#### [What this task involves]
Each line below should be quoted exactly, please.

━━ Provided data

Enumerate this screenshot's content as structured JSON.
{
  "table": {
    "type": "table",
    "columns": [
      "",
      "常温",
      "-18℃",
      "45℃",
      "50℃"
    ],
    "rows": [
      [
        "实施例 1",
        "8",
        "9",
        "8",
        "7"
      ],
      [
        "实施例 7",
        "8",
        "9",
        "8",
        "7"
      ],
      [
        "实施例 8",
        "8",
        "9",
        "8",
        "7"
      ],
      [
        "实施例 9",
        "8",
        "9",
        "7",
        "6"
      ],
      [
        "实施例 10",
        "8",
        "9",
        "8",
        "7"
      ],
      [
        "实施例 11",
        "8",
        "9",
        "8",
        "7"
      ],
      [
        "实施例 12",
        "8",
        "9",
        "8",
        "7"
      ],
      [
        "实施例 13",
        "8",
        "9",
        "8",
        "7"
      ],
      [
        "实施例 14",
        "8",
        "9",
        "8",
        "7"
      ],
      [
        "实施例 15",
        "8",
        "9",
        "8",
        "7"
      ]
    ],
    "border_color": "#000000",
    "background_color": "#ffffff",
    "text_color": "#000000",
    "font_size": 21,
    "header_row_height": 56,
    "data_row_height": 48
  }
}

━━━━

#### [Answer to this problem]
Enumerate this screenshot's content as structured JSON.
{
  "table": {
    "type": "table",
    "columns": [
      "",
      "常温",
      "-18℃",
      "45℃",
      "50℃"
    ],
    "rows": [
      [
        "实施例 1",
        "8",
        "9",
        "8",
        "7"
      ],
      [
        "实施例 7",
        "8",
        "9",
        "8",
        "7"
      ],
      [
        "实施例 8",
        "8",
        "9",
        "8",
        "7"
      ],
      [
        "实施例 9",
        "8",
        "9",
        "7",
        "6"
      ],
      [
        "实施例 10",
        "8",
        "9",
        "8",
        "7"
      ],
      [
        "实施例 11",
        "8",
        "9",
        "8",
        "7"
      ],
      [
        "实施例 12",
        "8",
        "9",
        "8",
        "7"
      ],
      [
        "实施例 13",
        "8",
        "9",
        "8",
        "7"
      ],
      [
        "实施例 14",
        "8",
        "9",
        "8",
        "7"
      ],
      [
        "实施例 15",
        "8",
        "9",
        "8",
        "7"
      ]
    ],
    "border_color": "#000000",
    "background_color": "#ffffff",
    "text_color": "#000000",
    "font_size": 21,
    "header_row_height": 56,
    "data_row_height": 48
  }
}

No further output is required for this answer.